| Supplied data |
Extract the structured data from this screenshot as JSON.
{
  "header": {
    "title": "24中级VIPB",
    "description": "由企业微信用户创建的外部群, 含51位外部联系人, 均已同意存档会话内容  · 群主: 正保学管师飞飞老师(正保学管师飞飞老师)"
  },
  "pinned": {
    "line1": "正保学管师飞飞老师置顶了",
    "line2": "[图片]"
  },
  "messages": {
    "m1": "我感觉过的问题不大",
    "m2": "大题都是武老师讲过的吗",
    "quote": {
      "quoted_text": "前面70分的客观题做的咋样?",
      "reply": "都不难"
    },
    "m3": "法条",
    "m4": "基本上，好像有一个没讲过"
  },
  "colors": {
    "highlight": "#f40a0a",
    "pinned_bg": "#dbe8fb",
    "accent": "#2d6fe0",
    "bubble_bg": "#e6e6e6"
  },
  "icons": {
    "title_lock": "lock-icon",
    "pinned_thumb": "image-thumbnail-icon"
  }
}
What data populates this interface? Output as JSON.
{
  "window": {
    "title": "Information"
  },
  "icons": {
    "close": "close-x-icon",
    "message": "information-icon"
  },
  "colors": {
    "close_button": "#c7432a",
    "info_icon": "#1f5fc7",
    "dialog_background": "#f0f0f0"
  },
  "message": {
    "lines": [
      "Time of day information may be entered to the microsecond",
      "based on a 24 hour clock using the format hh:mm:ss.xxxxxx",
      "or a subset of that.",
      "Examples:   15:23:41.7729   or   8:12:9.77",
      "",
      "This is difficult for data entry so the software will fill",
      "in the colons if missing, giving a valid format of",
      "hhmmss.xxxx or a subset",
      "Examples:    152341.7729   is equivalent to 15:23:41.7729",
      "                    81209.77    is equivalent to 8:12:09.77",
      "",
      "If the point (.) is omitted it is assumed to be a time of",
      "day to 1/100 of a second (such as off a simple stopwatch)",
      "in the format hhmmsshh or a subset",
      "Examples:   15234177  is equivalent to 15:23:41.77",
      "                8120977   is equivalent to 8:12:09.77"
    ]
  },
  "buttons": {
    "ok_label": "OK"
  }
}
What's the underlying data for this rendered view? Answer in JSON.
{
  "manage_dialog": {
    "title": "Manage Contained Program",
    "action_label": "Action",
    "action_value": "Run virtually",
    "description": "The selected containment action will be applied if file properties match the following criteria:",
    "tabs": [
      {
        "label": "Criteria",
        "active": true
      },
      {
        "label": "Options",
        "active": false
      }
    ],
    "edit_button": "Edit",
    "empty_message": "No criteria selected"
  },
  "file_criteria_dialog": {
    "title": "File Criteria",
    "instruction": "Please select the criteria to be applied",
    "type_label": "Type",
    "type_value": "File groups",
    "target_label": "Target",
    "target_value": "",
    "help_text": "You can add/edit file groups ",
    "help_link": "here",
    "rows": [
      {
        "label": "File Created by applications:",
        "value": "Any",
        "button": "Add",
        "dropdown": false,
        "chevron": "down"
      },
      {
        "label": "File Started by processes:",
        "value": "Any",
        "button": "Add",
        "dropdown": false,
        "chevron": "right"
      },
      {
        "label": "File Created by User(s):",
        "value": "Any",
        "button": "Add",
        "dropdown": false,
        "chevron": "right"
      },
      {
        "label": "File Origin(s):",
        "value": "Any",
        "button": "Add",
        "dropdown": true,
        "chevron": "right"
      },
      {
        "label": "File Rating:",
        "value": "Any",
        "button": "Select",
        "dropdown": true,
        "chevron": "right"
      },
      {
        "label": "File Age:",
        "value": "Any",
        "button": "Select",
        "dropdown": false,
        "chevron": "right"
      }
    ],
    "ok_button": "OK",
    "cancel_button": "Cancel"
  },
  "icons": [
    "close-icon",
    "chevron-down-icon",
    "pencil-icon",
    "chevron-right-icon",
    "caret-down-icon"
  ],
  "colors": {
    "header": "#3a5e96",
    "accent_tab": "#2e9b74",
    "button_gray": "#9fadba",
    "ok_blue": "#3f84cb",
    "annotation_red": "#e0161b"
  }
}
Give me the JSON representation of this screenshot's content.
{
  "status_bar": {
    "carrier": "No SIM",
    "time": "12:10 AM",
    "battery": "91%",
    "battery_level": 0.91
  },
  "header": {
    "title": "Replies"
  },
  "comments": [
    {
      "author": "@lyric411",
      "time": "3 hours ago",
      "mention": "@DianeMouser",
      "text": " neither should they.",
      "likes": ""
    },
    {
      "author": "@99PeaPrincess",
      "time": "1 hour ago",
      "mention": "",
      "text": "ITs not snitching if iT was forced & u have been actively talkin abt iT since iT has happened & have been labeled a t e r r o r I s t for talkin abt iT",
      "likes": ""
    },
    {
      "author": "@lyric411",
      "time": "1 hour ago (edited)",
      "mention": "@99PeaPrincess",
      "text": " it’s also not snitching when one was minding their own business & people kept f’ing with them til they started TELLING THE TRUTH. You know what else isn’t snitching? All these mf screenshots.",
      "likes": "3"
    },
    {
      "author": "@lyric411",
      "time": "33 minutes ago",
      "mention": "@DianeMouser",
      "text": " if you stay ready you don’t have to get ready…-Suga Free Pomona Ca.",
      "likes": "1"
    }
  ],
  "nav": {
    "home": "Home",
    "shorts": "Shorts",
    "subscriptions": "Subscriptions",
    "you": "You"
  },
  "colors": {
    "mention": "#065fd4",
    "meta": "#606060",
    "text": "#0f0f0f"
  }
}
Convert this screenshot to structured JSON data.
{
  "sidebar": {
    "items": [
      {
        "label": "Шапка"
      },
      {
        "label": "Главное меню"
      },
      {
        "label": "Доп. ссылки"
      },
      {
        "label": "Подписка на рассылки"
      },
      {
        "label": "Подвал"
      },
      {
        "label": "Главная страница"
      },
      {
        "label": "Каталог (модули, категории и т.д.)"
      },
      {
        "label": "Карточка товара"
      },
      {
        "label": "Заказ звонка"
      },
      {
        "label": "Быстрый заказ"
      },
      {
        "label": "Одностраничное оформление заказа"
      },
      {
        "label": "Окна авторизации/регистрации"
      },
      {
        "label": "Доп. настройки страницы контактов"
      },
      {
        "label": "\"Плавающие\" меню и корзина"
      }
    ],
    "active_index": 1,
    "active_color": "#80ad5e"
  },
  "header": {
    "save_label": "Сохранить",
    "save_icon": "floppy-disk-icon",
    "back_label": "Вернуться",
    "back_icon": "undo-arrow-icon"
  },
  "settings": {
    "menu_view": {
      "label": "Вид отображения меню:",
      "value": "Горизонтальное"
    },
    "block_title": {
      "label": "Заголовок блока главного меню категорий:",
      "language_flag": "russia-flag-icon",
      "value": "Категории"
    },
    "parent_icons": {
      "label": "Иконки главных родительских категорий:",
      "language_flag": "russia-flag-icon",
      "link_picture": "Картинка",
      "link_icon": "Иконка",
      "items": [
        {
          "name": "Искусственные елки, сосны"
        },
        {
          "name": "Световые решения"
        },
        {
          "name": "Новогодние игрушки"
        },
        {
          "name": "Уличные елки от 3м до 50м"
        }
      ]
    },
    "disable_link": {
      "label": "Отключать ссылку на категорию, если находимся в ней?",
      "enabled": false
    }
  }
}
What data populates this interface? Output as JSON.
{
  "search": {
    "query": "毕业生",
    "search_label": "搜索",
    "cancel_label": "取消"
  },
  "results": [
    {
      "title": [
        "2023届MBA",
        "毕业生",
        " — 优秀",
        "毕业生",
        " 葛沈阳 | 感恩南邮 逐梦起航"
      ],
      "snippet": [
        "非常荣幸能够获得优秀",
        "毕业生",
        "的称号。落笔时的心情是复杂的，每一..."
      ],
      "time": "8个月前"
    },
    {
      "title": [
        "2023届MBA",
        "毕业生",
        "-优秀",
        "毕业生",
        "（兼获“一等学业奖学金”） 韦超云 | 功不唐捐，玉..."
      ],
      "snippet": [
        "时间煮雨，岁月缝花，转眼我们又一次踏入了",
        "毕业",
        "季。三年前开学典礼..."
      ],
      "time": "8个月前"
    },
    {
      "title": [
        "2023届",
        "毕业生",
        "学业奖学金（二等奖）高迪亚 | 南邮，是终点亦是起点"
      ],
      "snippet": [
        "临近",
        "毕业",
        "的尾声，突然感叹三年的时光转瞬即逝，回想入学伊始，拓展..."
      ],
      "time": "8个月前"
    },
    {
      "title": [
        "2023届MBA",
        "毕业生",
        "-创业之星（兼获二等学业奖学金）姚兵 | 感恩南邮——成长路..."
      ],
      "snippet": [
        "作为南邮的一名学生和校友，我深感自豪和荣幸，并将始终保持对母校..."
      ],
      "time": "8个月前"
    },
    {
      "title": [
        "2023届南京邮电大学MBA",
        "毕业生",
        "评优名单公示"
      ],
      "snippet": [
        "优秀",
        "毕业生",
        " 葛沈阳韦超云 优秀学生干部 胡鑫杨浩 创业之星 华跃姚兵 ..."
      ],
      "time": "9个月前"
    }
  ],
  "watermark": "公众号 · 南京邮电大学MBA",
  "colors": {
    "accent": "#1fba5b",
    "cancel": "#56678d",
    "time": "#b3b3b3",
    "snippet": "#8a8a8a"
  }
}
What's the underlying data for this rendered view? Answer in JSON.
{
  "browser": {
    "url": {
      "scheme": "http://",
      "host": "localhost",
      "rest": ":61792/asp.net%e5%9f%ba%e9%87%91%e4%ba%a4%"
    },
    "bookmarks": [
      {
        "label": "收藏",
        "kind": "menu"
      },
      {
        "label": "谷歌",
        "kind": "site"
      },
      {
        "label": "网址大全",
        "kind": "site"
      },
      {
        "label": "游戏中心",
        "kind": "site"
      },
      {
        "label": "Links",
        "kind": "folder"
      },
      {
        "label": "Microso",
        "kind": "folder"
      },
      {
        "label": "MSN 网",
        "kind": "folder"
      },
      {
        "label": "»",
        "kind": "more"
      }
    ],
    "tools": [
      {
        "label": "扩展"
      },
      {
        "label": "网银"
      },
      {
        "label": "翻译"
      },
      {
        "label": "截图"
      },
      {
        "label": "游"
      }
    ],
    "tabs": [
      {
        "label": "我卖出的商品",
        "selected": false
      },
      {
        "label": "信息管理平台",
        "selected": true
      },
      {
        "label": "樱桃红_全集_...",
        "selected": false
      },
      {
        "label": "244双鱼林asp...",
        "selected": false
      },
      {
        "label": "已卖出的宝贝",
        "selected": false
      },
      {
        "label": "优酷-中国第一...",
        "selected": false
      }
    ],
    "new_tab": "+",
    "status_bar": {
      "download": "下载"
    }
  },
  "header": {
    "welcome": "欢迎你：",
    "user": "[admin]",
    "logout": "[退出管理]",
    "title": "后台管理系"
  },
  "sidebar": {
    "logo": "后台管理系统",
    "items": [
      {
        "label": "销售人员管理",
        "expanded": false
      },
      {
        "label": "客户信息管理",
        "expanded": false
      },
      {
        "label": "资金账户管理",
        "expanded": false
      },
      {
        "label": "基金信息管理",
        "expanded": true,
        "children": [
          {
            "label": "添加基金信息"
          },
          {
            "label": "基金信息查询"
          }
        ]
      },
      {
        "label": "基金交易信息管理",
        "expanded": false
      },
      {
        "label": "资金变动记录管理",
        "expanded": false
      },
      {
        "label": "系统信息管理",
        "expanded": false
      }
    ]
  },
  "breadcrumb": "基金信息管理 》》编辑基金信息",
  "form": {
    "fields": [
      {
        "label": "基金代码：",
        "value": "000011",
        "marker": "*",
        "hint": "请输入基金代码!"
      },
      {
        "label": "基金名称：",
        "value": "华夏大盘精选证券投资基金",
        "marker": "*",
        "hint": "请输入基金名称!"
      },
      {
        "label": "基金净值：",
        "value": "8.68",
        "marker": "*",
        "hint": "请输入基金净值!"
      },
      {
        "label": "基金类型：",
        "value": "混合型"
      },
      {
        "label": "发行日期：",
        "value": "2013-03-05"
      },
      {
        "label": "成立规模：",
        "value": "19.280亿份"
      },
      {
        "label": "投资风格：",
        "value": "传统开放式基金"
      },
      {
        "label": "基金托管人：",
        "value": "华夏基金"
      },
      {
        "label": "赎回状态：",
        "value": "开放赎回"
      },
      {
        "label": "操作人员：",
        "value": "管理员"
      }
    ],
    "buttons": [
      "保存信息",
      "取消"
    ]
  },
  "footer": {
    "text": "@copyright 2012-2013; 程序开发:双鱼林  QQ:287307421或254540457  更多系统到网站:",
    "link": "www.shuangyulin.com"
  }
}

| What you need to do |
Go through the data above and find the lines with the word "snitching". Copy each of those lines.

| Complete output |
      "text": "ITs not snitching if iT was forced & u have been actively talkin abt iT since iT has happened & have been labeled a t e r r o r I s t for talkin abt iT",
      "text": " it’s also not snitching when one was minding their own business & people kept f’ing with them til they started TELLING THE TRUTH. You know what else isn’t snitching? All these mf screenshots.",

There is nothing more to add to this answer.